Given problem:
Gather all lines in the entries that include the word "hour".

Extracted data entries
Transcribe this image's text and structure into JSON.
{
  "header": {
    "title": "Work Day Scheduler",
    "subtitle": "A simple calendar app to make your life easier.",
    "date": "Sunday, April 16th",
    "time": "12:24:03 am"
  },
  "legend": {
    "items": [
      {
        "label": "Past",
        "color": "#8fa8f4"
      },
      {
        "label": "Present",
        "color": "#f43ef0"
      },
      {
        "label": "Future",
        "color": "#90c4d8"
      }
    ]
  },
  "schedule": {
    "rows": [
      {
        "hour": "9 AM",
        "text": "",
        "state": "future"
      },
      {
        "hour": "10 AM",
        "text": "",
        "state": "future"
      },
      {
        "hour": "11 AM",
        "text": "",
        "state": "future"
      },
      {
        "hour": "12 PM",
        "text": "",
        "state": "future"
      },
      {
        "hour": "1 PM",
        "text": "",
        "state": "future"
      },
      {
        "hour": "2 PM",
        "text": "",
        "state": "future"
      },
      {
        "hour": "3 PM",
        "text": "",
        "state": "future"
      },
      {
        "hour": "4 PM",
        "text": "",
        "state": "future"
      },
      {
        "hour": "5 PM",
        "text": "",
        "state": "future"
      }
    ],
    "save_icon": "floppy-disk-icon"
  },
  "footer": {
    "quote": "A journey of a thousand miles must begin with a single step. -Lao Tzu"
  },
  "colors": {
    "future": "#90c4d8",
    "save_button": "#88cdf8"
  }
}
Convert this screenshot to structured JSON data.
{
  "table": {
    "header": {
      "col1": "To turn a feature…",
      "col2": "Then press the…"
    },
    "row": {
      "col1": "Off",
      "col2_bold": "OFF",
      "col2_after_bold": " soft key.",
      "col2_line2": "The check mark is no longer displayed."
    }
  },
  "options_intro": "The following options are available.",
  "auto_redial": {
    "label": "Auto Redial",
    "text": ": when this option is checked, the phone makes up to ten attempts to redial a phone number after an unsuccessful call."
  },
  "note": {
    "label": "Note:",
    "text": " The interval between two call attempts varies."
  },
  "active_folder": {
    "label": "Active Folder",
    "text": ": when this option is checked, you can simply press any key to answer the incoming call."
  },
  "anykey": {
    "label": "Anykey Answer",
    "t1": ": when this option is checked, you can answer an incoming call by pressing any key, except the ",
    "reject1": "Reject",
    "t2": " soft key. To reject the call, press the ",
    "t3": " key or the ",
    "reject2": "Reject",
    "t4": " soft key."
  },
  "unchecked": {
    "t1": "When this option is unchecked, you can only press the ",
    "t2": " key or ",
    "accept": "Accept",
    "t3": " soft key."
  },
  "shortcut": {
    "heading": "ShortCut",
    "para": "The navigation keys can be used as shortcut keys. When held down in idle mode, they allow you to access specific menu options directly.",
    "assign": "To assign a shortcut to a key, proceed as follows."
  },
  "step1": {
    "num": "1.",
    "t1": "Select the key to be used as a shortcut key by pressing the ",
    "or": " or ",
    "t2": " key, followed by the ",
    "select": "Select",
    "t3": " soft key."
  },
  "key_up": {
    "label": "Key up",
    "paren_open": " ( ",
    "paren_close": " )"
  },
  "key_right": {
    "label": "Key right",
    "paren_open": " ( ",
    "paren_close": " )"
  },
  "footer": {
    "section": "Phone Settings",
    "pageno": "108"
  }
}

Complete answer:
        "hour": "9 AM",
        "hour": "10 AM",
        "hour": "11 AM",
        "hour": "12 PM",
        "hour": "1 PM",
        "hour": "2 PM",
        "hour": "3 PM",
        "hour": "4 PM",
        "hour": "5 PM",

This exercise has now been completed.